* Your goal *
Give the data below again exactly as it stands. Omit the pictures.

* Data records *
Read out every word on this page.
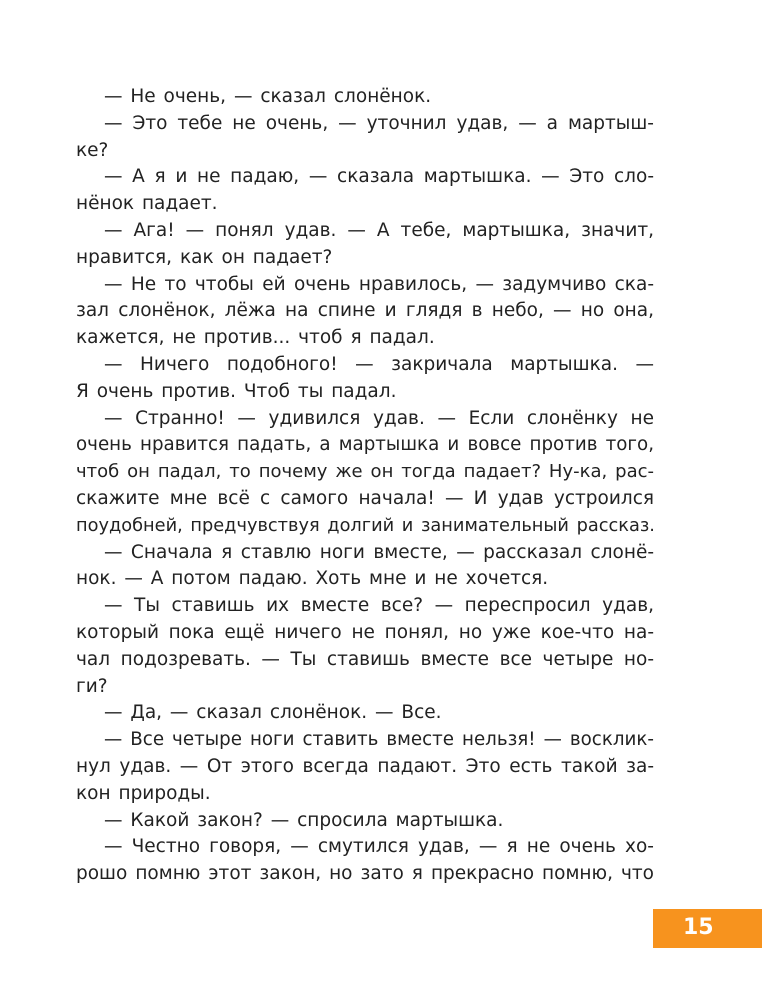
— Не очень, — сказал слонёнок.
— Это тебе не очень, — уточнил удав, — а мартыш-
ке?
— А я и не падаю, — сказала мартышка. — Это сло-
нёнок падает.
— Ага! — понял удав. — А тебе, мартышка, значит,
нравится, как он падает?
— Не то чтобы ей очень нравилось, — задумчиво ска-
зал слонёнок, лёжа на спине и глядя в небо, — но она,
кажется, не против... чтоб я падал.
— Ничего подобного! — закричала мартышка. —
Я очень против. Чтоб ты падал.
— Странно! — удивился удав. — Если слонёнку не
очень нравится падать, а мартышка и вовсе против того,
чтоб он падал, то почему же он тогда падает? Ну-ка, рас-
скажите мне всё с самого начала! — И удав устроился
поудобней, предчувствуя долгий и занимательный рассказ.
— Сначала я ставлю ноги вместе, — рассказал слонё-
нок. — А потом падаю. Хоть мне и не хочется.
— Ты ставишь их вместе все? — переспросил удав,
который пока ещё ничего не понял, но уже кое-что на-
чал подозревать. — Ты ставишь вместе все четыре но-
ги?
— Да, — сказал слонёнок. — Все.
— Все четыре ноги ставить вместе нельзя! — восклик-
нул удав. — От этого всегда падают. Это есть такой за-
кон природы.
— Какой закон? — спросила мартышка.
— Честно говоря, — смутился удав, — я не очень хо-
рошо помню этот закон, но зато я прекрасно помню, что
15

* Answer for the task *
Read out every word on this page.
— Не очень, — сказал слонёнок.
— Это тебе не очень, — уточнил удав, — а мартыш-
ке?
— А я и не падаю, — сказала мартышка. — Это сло-
нёнок падает.
— Ага! — понял удав. — А тебе, мартышка, значит,
нравится, как он падает?
— Не то чтобы ей очень нравилось, — задумчиво ска-
зал слонёнок, лёжа на спине и глядя в небо, — но она,
кажется, не против... чтоб я падал.
— Ничего подобного! — закричала мартышка. —
Я очень против. Чтоб ты падал.
— Странно! — удивился удав. — Если слонёнку не
очень нравится падать, а мартышка и вовсе против того,
чтоб он падал, то почему же он тогда падает? Ну-ка, рас-
скажите мне всё с самого начала! — И удав устроился
поудобней, предчувствуя долгий и занимательный рассказ.
— Сначала я ставлю ноги вместе, — рассказал слонё-
нок. — А потом падаю. Хоть мне и не хочется.
— Ты ставишь их вместе все? — переспросил удав,
который пока ещё ничего не понял, но уже кое-что на-
чал подозревать. — Ты ставишь вместе все четыре но-
ги?
— Да, — сказал слонёнок. — Все.
— Все четыре ноги ставить вместе нельзя! — восклик-
нул удав. — От этого всегда падают. Это есть такой за-
кон природы.
— Какой закон? — спросила мартышка.
— Честно говоря, — смутился удав, — я не очень хо-
рошо помню этот закон, но зато я прекрасно помню, что
15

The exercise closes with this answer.